* Start EXERCISE DATA *

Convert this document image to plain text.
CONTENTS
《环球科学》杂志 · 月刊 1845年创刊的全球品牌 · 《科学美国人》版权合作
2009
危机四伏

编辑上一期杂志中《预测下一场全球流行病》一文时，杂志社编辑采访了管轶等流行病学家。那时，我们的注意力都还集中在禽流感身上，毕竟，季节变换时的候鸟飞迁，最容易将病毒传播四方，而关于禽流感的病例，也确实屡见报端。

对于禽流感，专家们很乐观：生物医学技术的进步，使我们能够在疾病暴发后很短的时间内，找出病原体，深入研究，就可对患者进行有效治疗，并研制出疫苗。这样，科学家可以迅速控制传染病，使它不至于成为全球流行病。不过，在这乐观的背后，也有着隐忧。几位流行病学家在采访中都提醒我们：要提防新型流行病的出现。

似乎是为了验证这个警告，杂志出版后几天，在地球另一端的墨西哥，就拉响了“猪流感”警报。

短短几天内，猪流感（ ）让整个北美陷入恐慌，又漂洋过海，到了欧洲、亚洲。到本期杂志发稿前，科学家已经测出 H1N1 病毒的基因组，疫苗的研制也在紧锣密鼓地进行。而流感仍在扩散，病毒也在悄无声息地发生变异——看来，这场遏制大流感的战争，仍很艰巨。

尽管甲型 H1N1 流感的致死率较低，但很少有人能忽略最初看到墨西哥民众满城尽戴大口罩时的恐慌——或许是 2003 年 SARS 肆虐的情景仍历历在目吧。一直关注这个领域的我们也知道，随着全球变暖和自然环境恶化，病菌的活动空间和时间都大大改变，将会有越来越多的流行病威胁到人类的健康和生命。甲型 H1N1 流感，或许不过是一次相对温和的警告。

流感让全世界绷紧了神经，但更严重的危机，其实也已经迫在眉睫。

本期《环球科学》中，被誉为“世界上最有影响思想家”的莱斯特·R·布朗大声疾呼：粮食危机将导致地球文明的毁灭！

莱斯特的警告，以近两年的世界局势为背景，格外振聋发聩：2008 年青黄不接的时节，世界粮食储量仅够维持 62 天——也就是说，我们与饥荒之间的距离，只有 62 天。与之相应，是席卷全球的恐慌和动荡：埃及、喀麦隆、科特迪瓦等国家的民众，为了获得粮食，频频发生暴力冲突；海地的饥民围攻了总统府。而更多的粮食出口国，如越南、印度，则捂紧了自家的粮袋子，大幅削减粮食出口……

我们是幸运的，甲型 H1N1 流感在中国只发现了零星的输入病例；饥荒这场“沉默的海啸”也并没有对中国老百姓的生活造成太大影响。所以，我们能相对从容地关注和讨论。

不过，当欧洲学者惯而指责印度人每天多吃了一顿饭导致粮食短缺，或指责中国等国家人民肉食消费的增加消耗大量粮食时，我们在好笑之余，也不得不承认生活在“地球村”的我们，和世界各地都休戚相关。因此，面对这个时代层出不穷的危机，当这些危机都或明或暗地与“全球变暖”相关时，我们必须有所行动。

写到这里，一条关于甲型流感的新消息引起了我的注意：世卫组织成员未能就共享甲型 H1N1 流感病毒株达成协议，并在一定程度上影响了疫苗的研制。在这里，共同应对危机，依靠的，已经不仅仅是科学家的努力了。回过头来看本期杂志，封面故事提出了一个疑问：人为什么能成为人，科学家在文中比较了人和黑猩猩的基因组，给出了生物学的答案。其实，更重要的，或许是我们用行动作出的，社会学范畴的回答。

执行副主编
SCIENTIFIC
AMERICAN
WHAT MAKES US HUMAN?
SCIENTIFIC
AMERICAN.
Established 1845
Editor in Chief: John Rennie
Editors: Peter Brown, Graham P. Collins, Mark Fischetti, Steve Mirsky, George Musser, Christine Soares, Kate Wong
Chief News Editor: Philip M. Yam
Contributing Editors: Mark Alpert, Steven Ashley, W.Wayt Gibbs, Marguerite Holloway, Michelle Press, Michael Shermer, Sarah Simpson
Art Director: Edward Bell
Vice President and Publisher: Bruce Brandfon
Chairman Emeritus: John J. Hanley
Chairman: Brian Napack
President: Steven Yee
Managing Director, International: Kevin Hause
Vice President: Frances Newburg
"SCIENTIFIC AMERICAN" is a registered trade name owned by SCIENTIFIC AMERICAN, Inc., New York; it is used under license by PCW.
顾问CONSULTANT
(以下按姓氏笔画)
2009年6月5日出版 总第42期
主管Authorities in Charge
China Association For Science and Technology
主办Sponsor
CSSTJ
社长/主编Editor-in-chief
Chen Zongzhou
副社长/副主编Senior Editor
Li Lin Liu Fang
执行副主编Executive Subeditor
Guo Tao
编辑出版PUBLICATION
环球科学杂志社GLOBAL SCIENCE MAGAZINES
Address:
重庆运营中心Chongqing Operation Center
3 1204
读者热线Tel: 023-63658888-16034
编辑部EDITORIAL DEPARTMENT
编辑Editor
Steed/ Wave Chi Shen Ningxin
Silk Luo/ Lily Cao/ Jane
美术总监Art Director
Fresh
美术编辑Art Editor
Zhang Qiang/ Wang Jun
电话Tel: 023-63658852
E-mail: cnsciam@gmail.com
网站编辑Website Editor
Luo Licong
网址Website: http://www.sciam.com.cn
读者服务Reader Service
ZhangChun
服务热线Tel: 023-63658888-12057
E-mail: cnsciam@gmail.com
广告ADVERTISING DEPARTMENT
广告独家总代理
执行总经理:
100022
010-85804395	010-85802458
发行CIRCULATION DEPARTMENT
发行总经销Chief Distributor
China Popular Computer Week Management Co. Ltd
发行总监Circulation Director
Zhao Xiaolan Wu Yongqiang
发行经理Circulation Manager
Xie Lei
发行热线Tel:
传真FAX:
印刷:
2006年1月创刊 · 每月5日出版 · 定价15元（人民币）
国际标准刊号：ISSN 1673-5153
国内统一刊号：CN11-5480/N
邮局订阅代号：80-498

* End EXERCISE DATA *
* Start EXERCISE DATA *

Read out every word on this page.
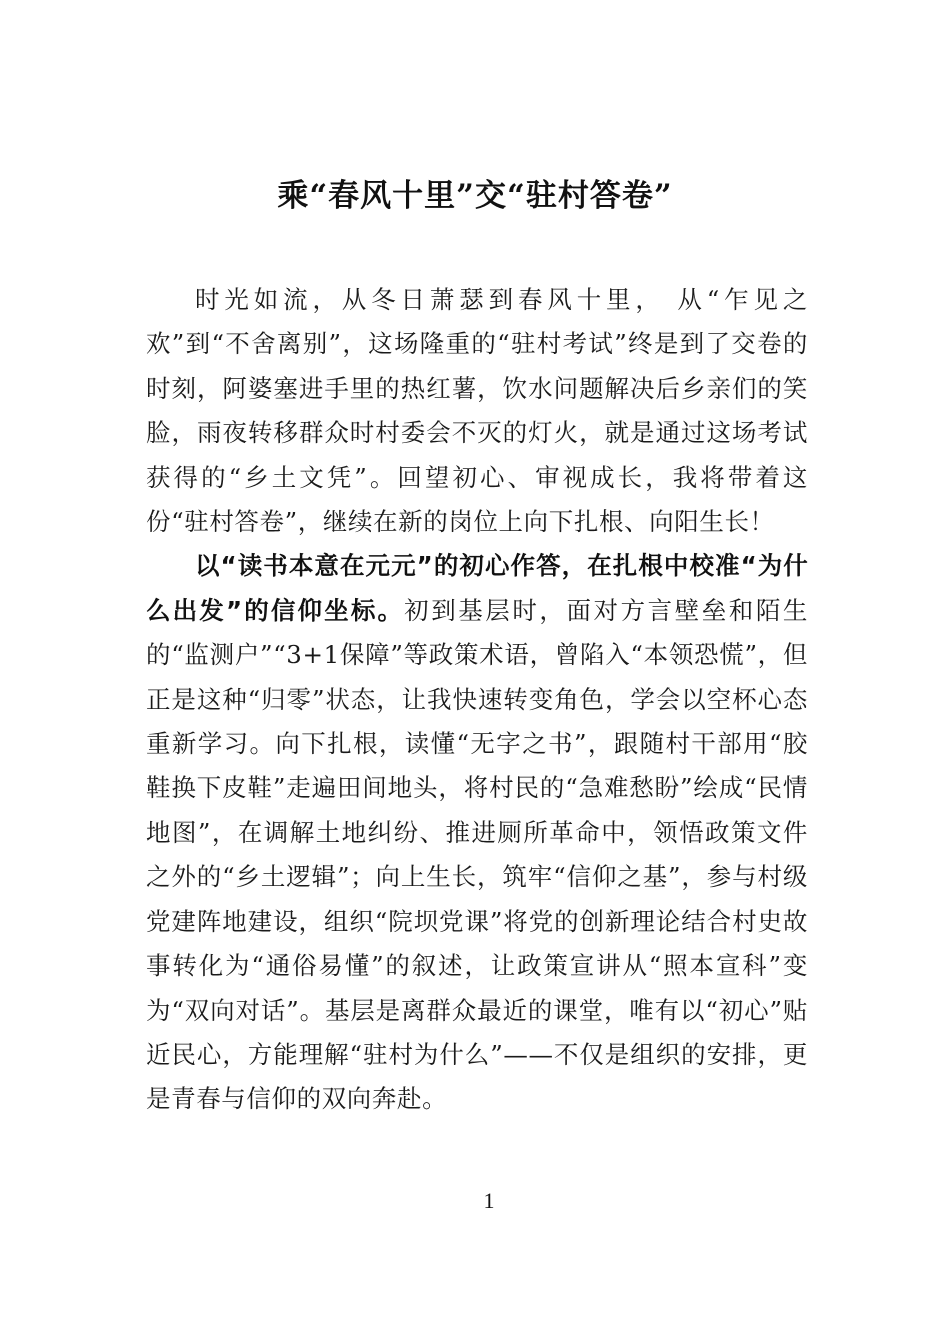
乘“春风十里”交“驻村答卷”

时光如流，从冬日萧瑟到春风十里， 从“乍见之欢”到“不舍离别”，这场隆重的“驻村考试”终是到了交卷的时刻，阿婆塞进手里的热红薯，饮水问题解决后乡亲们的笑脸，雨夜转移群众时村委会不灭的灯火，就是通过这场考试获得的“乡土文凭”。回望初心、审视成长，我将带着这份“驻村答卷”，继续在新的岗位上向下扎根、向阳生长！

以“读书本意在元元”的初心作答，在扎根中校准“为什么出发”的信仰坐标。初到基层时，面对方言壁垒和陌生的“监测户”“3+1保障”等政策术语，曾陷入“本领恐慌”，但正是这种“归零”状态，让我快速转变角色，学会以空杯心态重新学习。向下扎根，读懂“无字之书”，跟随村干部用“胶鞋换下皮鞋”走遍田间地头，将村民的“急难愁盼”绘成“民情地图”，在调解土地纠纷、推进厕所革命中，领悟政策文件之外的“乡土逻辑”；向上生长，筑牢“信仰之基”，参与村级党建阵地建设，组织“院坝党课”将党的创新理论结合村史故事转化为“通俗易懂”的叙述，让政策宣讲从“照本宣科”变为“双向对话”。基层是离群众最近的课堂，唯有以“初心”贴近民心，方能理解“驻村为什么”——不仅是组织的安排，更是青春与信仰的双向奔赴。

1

* End EXERCISE DATA *
* Start EXERCISE DATA *

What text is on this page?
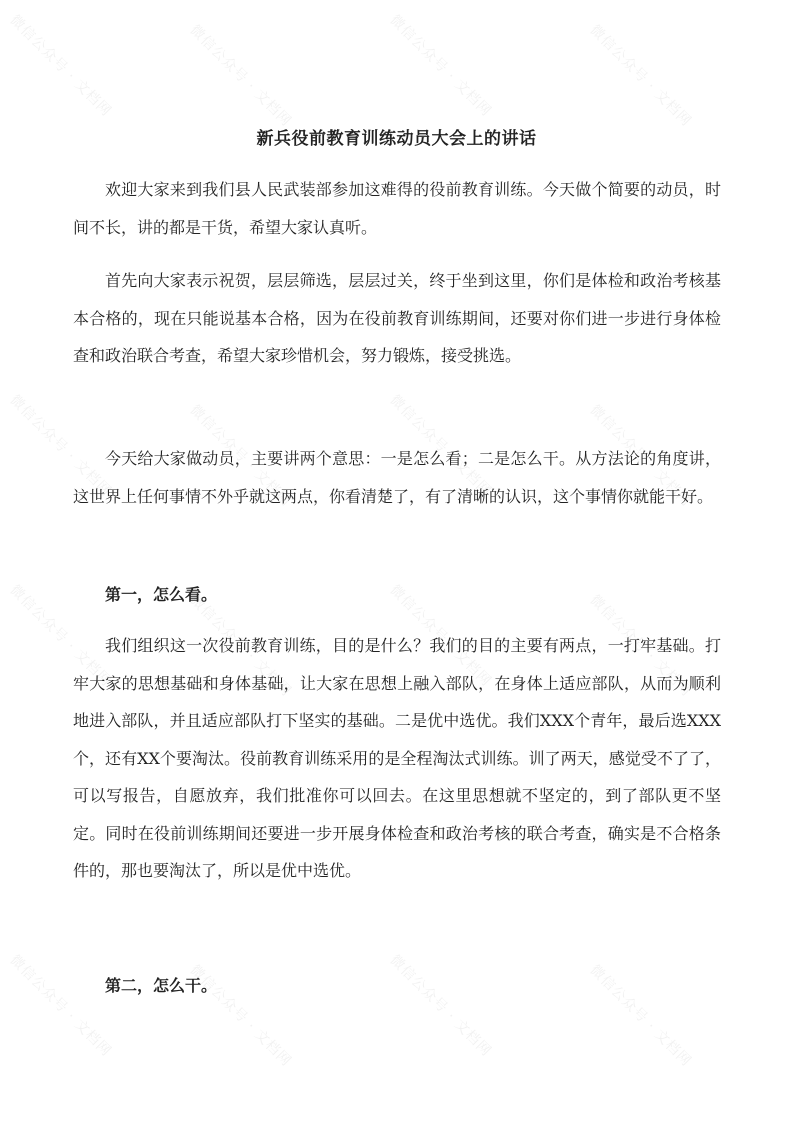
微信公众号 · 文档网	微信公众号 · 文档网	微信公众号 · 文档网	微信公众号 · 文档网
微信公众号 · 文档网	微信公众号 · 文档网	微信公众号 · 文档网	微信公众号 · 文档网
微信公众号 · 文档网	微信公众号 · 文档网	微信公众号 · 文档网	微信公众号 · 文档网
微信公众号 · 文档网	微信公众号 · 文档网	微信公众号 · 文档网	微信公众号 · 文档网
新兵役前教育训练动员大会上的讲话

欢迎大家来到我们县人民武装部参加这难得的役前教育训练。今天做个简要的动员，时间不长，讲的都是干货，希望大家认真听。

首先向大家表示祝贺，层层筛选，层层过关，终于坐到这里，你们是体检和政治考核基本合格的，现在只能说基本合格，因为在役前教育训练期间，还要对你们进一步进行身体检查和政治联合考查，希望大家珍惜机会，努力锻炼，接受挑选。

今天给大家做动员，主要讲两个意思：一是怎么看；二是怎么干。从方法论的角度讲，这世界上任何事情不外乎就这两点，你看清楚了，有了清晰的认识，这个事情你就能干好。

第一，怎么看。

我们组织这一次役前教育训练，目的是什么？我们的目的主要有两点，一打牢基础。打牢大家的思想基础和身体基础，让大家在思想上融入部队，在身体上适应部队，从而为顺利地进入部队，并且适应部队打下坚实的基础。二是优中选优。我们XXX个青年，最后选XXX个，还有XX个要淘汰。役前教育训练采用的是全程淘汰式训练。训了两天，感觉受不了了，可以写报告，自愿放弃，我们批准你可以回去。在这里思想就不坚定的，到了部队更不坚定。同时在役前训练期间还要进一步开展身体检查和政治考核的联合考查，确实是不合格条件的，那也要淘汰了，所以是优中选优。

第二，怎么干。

* End EXERCISE DATA *

_EXERCISE TASK_.
List each line of the entries that holds the string "President".

_RESULT FOR THIS TASK_.
Vice President and Publisher: Bruce Brandfon
President: Steven Yee
Vice President: Frances Newburg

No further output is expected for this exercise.